* _Set exercise_
Find every line in the records below that contains the word "JSON", and copy each such line.
================================
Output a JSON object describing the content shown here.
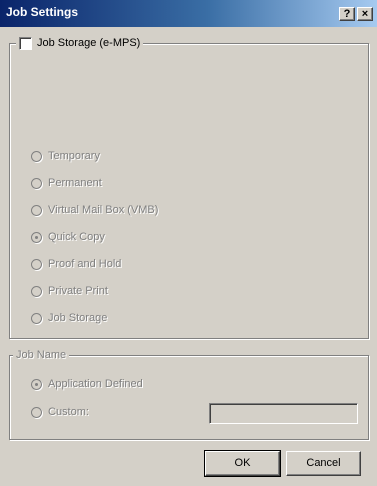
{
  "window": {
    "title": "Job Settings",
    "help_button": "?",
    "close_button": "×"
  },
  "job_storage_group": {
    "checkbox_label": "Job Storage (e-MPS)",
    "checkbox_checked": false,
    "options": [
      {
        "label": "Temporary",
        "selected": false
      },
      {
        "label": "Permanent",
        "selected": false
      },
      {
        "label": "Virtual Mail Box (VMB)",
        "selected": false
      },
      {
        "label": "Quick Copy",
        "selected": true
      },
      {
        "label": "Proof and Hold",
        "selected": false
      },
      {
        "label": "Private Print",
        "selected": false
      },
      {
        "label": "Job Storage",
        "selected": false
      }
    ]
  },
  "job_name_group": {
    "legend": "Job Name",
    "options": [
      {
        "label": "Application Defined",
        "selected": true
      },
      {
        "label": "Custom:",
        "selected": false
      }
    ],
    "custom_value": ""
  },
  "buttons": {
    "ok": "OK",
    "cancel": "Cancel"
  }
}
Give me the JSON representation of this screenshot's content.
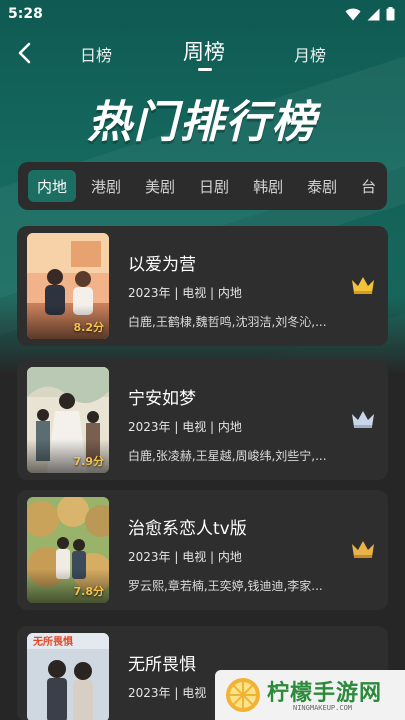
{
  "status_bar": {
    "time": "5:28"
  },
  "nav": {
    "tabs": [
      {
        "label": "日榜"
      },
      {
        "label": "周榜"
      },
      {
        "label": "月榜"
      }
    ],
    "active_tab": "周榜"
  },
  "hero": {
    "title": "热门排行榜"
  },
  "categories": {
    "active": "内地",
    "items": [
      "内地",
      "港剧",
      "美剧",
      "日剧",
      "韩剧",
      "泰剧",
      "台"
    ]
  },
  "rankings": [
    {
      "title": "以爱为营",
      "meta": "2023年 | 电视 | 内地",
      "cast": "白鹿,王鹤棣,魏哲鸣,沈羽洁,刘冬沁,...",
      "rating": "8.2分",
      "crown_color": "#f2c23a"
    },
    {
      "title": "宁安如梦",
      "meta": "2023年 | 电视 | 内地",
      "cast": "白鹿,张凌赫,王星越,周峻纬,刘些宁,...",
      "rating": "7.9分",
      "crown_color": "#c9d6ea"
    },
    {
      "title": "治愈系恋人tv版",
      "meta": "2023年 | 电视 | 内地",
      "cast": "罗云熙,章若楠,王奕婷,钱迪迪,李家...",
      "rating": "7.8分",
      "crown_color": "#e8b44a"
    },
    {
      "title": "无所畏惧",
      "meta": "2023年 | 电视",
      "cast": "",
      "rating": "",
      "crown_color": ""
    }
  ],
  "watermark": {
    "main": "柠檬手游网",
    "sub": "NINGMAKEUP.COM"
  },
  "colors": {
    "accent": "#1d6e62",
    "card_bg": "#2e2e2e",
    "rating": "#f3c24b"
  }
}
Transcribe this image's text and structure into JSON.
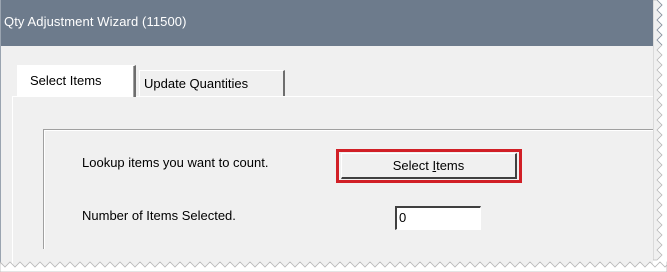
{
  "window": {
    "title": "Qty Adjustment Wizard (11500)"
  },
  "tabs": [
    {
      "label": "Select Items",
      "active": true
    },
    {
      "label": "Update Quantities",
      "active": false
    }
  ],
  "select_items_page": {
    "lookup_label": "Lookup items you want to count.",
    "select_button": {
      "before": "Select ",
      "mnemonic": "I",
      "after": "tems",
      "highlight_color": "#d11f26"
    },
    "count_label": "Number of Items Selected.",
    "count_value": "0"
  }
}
================================
* _Solved problem_
Output a JSON object describing the content shown here.
Give me the JSON representation of this screenshot's content.
Transcribe this image's text and structure into JSON.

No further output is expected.